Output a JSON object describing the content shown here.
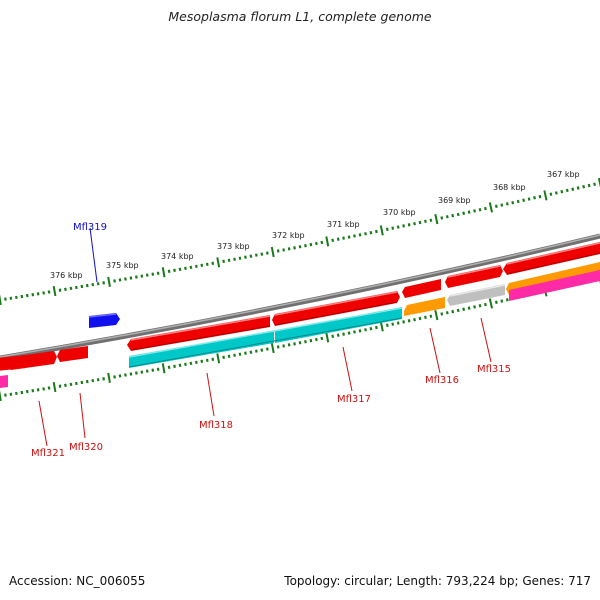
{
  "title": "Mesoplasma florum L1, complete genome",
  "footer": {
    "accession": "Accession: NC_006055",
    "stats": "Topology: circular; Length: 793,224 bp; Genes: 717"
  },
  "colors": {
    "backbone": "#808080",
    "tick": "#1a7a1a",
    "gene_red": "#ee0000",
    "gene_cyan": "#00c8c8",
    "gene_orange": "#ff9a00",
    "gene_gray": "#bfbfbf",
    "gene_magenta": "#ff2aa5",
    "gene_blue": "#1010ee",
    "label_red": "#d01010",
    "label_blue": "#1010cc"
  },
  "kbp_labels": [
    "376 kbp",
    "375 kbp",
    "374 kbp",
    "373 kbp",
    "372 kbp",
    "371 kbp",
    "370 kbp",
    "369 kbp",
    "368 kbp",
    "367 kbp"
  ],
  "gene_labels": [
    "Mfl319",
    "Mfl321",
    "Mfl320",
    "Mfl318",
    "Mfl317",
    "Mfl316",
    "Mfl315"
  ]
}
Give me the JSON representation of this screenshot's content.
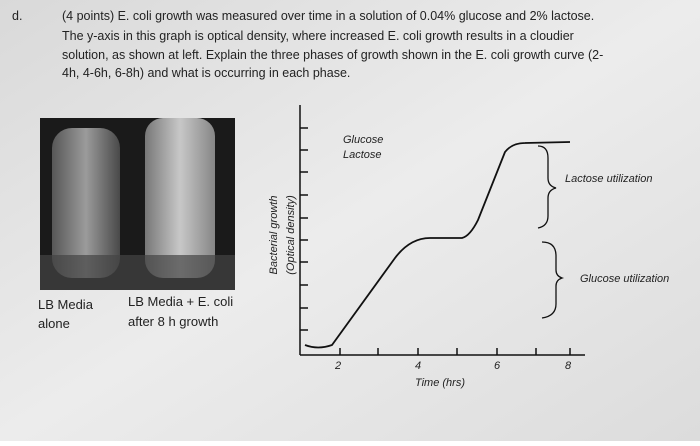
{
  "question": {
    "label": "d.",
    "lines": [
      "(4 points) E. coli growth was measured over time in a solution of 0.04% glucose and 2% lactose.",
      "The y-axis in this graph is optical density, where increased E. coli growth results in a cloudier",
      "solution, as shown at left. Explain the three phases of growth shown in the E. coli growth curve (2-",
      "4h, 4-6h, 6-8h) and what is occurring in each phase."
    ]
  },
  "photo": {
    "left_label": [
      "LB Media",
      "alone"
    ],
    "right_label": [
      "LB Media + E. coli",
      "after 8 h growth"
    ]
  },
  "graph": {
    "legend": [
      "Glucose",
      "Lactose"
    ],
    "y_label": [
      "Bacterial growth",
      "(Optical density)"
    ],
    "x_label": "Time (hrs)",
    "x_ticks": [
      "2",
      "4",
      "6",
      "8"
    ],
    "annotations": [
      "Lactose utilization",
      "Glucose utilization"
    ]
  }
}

▬▬▬▬▬▬

**Task brief:**
Report only the number of lines in the listing that contain the word "graph".

**Task answer:**
2